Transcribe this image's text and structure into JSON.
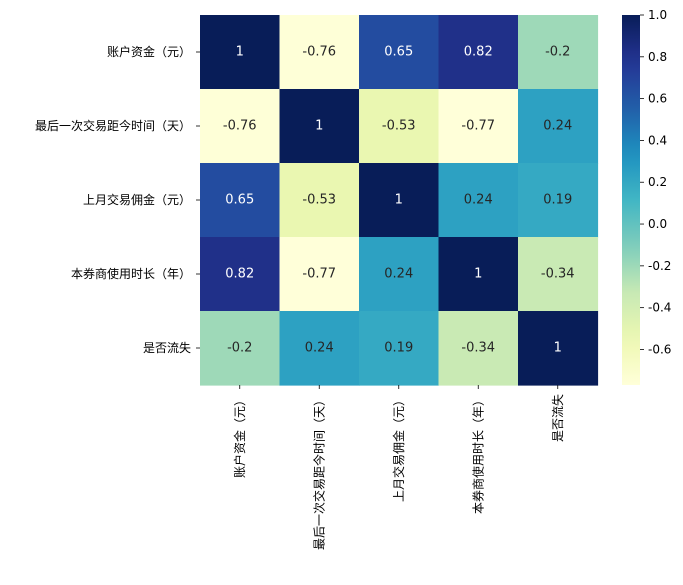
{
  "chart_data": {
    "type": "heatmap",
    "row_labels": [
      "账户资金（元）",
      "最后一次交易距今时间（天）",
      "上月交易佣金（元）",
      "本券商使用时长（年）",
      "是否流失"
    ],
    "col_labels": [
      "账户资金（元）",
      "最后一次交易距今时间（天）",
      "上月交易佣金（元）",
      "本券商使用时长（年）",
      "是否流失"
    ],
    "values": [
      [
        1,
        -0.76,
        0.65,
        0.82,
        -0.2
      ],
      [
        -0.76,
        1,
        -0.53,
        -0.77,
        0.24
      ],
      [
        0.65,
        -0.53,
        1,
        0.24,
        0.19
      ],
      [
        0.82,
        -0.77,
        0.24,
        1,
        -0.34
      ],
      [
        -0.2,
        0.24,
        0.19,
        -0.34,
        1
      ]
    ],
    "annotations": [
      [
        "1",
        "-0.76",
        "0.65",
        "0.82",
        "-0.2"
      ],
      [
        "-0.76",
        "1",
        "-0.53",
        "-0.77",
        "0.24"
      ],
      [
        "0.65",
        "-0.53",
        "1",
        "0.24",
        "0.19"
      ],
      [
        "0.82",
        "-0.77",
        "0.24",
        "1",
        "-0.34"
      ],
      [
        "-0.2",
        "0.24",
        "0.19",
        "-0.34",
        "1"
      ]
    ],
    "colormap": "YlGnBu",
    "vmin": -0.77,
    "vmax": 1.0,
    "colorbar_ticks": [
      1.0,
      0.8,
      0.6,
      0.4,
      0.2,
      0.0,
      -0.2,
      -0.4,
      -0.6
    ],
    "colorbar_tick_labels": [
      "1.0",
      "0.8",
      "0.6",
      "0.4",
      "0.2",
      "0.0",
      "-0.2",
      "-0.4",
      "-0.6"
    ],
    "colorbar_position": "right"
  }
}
+--
## CHALLENGE
Keep the pictures out of the copy and return the rest of the data above exactly.

## THE RESPONSE
Transcribe this image's text and structure into JSON.
{
  "chart_data": {
    "type": "heatmap",
    "row_labels": [
      "账户资金（元）",
      "最后一次交易距今时间（天）",
      "上月交易佣金（元）",
      "本券商使用时长（年）",
      "是否流失"
    ],
    "col_labels": [
      "账户资金（元）",
      "最后一次交易距今时间（天）",
      "上月交易佣金（元）",
      "本券商使用时长（年）",
      "是否流失"
    ],
    "values": [
      [
        1,
        -0.76,
        0.65,
        0.82,
        -0.2
      ],
      [
        -0.76,
        1,
        -0.53,
        -0.77,
        0.24
      ],
      [
        0.65,
        -0.53,
        1,
        0.24,
        0.19
      ],
      [
        0.82,
        -0.77,
        0.24,
        1,
        -0.34
      ],
      [
        -0.2,
        0.24,
        0.19,
        -0.34,
        1
      ]
    ],
    "annotations": [
      [
        "1",
        "-0.76",
        "0.65",
        "0.82",
        "-0.2"
      ],
      [
        "-0.76",
        "1",
        "-0.53",
        "-0.77",
        "0.24"
      ],
      [
        "0.65",
        "-0.53",
        "1",
        "0.24",
        "0.19"
      ],
      [
        "0.82",
        "-0.77",
        "0.24",
        "1",
        "-0.34"
      ],
      [
        "-0.2",
        "0.24",
        "0.19",
        "-0.34",
        "1"
      ]
    ],
    "colormap": "YlGnBu",
    "vmin": -0.77,
    "vmax": 1.0,
    "colorbar_ticks": [
      1.0,
      0.8,
      0.6,
      0.4,
      0.2,
      0.0,
      -0.2,
      -0.4,
      -0.6
    ],
    "colorbar_tick_labels": [
      "1.0",
      "0.8",
      "0.6",
      "0.4",
      "0.2",
      "0.0",
      "-0.2",
      "-0.4",
      "-0.6"
    ],
    "colorbar_position": "right"
  }
}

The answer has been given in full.